### Objective
Copy every line from the material below that holds "photo".

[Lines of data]
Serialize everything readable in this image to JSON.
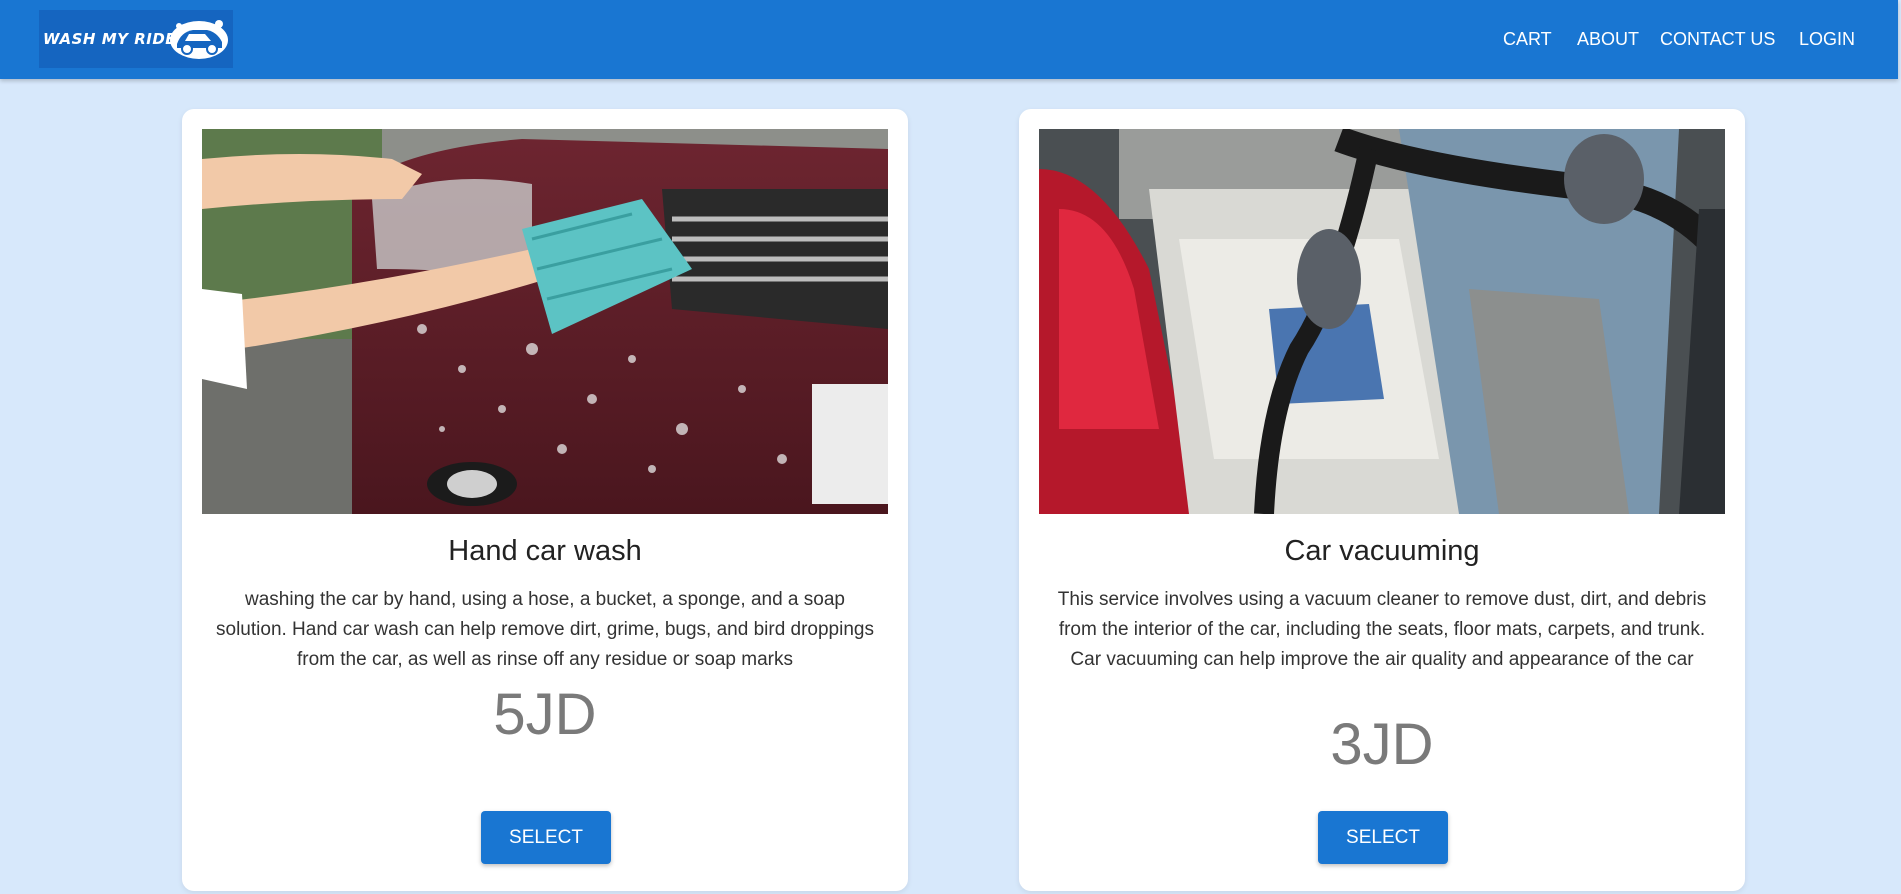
{
  "header": {
    "logo_text": "WASH MY RIDE",
    "nav": [
      {
        "label": "CART"
      },
      {
        "label": "ABOUT"
      },
      {
        "label": "CONTACT US"
      },
      {
        "label": "LOGIN"
      }
    ]
  },
  "services": [
    {
      "title": "Hand car wash",
      "description": "washing the car by hand, using a hose, a bucket, a sponge, and a soap solution. Hand car wash can help remove dirt, grime, bugs, and bird droppings from the car, as well as rinse off any residue or soap marks",
      "price": "5JD",
      "button_label": "SELECT",
      "image_icon": "car-wash-photo"
    },
    {
      "title": "Car vacuuming",
      "description": "This service involves using a vacuum cleaner to remove dust, dirt, and debris from the interior of the car, including the seats, floor mats, carpets, and trunk. Car vacuuming can help improve the air quality and appearance of the car",
      "price": "3JD",
      "button_label": "SELECT",
      "image_icon": "car-vacuum-photo"
    }
  ],
  "colors": {
    "primary": "#1976d2",
    "background": "#d7e8fb",
    "price": "#7a7a7a"
  }
}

### Result of this exercise
      "image_icon": "car-wash-photo"
      "image_icon": "car-vacuum-photo"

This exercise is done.